GPU time slower than CPU time, what went wrong with my GPU implementation?

10 views (last 30 days)
Ruby Fu
Ruby Fu on 19 Jan 2012
Commented: ALysko on 14 Apr 2015
Hi all, I have been testing the GPU computing feature in MATLAB. The code below is running and timing large matrix multiplications (1024x1024) using CPU and GPU computing:
A=rand(1024);
gA=gpuArray(A);
%warming up
for i=1:10
C=A*A;
gC=gA*gA;
end
tic,C=A*A;toc;
tic,gC=gA*gA; toc;
After many trials, the results using CPU turns out to be faster than GPU time. I am surprised because this guy on stackoverflow forum did the exact testing and he proved that using GPU is faster:
>> A = rand(1024); gA = gpuArray(A);
% warm up by executing the operations a couple of times, and then:
>> tic, C = A * A; toc
Elapsed time is 0.075396 seconds.

☆ ☆ ☆ ☆ ☆ ☆ ☆

**Brief 1**
Answer these questions from the forum thread on GPU versus CPU timing in MATLAB, one answer per line:
(a) What size of matrix does the code multiply?
(b) How many times does the warm-up loop run?
(c) Who made the latest comment, and on what date?

☆ ☆ ☆ ☆ ☆ ☆ ☆

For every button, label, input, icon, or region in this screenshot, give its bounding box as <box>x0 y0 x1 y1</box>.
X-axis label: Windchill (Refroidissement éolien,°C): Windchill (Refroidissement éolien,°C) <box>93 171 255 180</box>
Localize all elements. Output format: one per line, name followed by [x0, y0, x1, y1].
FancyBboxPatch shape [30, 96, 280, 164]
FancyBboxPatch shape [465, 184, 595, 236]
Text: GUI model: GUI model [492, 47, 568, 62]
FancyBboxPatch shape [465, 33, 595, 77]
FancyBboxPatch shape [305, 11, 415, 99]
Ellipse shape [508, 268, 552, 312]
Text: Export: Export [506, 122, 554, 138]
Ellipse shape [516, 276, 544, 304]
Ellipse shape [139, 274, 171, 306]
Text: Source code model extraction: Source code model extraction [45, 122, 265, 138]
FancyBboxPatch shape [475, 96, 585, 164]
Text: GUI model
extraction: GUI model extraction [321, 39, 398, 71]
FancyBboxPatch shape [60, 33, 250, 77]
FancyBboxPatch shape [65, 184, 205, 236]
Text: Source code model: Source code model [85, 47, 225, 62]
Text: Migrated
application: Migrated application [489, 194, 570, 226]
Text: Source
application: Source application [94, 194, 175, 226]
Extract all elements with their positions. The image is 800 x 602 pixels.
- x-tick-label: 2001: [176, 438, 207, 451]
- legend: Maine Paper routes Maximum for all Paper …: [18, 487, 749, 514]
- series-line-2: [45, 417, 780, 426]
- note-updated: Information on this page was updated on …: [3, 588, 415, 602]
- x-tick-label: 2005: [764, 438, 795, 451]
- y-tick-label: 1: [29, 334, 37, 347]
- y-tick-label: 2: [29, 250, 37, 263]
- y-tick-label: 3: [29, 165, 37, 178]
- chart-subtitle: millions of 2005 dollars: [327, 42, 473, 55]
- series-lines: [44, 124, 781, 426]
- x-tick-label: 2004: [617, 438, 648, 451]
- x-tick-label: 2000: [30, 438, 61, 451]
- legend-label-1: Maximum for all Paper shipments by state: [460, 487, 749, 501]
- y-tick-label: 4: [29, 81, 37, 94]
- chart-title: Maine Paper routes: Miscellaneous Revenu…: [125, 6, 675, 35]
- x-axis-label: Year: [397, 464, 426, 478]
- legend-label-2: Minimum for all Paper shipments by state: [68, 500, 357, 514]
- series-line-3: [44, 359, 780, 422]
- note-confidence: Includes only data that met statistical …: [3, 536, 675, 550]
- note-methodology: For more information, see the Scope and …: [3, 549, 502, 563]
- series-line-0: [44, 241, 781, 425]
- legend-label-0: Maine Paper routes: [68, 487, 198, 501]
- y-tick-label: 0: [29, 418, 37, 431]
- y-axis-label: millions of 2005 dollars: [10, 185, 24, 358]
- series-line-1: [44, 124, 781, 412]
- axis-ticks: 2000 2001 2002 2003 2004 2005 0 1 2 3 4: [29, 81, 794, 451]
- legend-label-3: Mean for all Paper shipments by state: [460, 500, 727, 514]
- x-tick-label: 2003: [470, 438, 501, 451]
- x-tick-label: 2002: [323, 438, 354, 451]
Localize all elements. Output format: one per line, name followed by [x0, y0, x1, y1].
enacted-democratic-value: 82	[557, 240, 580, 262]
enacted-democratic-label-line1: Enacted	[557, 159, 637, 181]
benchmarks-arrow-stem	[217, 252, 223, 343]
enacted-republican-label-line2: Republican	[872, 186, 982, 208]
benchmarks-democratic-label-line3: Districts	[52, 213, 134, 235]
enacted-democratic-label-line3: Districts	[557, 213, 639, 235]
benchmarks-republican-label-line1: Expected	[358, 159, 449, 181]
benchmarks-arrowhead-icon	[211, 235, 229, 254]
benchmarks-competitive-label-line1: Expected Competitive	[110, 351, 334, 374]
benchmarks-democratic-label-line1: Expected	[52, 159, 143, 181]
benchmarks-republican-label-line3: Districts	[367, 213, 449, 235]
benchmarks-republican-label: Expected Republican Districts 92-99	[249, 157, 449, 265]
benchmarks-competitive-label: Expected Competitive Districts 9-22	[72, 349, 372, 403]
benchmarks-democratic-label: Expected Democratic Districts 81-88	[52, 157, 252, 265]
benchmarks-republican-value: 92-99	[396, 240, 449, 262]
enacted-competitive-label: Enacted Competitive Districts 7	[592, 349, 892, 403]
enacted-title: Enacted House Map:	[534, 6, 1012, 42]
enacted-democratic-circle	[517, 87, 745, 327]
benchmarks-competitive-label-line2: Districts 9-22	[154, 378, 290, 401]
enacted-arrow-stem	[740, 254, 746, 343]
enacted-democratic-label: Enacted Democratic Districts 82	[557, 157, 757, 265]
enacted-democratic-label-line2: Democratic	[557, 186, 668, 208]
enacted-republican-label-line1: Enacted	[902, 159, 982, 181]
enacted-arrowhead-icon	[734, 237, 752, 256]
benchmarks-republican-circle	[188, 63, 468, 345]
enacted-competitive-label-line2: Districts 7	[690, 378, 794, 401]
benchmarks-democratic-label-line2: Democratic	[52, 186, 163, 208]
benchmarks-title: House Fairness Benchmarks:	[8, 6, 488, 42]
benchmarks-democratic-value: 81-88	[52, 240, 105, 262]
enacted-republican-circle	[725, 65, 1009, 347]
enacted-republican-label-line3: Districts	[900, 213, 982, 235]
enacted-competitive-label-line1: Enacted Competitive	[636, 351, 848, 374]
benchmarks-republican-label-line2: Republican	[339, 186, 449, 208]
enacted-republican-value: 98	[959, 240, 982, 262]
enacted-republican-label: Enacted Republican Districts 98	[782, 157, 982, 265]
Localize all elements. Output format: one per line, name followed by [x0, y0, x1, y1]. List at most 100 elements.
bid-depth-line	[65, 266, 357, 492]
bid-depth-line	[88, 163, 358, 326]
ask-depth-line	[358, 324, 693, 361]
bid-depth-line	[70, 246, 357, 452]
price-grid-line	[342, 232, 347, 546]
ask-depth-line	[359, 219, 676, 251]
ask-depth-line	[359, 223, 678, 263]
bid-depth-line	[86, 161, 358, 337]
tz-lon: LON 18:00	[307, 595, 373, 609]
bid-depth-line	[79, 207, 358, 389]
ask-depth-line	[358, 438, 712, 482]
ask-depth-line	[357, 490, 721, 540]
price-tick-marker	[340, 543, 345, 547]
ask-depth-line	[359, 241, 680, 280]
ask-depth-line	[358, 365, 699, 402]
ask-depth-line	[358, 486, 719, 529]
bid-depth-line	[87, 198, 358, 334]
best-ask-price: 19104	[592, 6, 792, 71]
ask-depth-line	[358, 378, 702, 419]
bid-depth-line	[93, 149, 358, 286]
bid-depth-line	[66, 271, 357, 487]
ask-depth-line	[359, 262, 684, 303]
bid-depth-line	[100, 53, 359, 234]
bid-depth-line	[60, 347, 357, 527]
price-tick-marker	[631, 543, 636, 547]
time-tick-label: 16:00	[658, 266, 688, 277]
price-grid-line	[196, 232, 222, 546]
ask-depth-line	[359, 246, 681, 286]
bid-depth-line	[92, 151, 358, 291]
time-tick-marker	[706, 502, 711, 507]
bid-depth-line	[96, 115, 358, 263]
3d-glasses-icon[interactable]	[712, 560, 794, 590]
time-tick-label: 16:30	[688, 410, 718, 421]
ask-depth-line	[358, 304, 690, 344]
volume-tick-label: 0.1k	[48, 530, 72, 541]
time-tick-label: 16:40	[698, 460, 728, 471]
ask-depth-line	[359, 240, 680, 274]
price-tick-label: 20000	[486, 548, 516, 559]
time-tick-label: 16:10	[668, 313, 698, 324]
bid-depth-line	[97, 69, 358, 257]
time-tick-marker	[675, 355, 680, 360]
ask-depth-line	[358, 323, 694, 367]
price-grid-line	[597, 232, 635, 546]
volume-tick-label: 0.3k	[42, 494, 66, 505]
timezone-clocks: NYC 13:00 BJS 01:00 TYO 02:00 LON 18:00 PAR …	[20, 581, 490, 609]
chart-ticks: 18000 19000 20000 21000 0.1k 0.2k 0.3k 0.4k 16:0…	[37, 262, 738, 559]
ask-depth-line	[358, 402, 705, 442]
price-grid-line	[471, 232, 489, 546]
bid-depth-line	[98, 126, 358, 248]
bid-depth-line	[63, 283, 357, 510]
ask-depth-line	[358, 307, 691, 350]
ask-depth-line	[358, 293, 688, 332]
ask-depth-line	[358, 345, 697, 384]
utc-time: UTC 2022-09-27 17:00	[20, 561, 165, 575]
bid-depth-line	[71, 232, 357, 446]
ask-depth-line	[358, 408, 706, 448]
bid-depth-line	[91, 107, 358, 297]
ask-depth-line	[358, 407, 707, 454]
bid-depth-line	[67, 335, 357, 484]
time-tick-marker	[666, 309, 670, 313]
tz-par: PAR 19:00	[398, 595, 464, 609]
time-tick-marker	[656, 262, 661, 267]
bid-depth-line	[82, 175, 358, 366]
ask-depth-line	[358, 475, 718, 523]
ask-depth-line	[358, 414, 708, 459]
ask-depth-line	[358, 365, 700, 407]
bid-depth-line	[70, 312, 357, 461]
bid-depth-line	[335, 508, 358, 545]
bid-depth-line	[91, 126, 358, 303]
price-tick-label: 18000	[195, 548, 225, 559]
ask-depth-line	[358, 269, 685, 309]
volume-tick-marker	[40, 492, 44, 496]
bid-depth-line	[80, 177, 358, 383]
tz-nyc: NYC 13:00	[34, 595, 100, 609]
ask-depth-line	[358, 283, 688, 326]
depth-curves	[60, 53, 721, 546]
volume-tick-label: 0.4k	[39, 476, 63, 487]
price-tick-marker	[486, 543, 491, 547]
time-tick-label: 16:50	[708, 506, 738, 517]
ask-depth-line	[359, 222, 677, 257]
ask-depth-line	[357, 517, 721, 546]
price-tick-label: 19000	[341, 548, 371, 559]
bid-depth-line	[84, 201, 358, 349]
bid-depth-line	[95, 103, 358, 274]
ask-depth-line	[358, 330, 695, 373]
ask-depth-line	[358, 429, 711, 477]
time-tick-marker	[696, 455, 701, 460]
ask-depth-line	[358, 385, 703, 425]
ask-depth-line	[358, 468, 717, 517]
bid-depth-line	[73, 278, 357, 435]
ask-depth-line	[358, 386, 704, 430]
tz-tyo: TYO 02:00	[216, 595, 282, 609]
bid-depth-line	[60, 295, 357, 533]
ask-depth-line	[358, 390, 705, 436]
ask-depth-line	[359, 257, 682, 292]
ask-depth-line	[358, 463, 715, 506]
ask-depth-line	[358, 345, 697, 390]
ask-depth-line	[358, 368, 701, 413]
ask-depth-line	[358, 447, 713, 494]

☆ ☆ ☆ ☆ ☆ ☆ ☆

**Brief 2**
Transcribe the records exactly, starting with their first line and continuing up to and including the line that contains "- series-lines: [44, 124, 781, 426]".

**Correct answer 1**
(a) 1024x1024
(b) 10 times
(c) ALysko, on 14 Apr 2015

**Correct answer 2**
For every button, label, input, icon, or region in this screenshot, give its bounding box as <box>x0 y0 x1 y1</box>.
X-axis label: Windchill (Refroidissement éolien,°C): Windchill (Refroidissement éolien,°C) <box>93 171 255 180</box>
Localize all elements. Output format: one per line, name followed by [x0, y0, x1, y1].
FancyBboxPatch shape [30, 96, 280, 164]
FancyBboxPatch shape [465, 184, 595, 236]
Text: GUI model: GUI model [492, 47, 568, 62]
FancyBboxPatch shape [465, 33, 595, 77]
FancyBboxPatch shape [305, 11, 415, 99]
Ellipse shape [508, 268, 552, 312]
Text: Export: Export [506, 122, 554, 138]
Ellipse shape [516, 276, 544, 304]
Ellipse shape [139, 274, 171, 306]
Text: Source code model extraction: Source code model extraction [45, 122, 265, 138]
FancyBboxPatch shape [475, 96, 585, 164]
Text: GUI model
extraction: GUI model extraction [321, 39, 398, 71]
FancyBboxPatch shape [60, 33, 250, 77]
FancyBboxPatch shape [65, 184, 205, 236]
Text: Source code model: Source code model [85, 47, 225, 62]
Text: Migrated
application: Migrated application [489, 194, 570, 226]
Text: Source
application: Source application [94, 194, 175, 226]
Extract all elements with their positions. The image is 800 x 602 pixels.
- x-tick-label: 2001: [176, 438, 207, 451]
- legend: Maine Paper routes Maximum for all Paper …: [18, 487, 749, 514]
- series-line-2: [45, 417, 780, 426]
- note-updated: Information on this page was updated on …: [3, 588, 415, 602]
- x-tick-label: 2005: [764, 438, 795, 451]
- y-tick-label: 1: [29, 334, 37, 347]
- y-tick-label: 2: [29, 250, 37, 263]
- y-tick-label: 3: [29, 165, 37, 178]
- chart-subtitle: millions of 2005 dollars: [327, 42, 473, 55]
- series-lines: [44, 124, 781, 426]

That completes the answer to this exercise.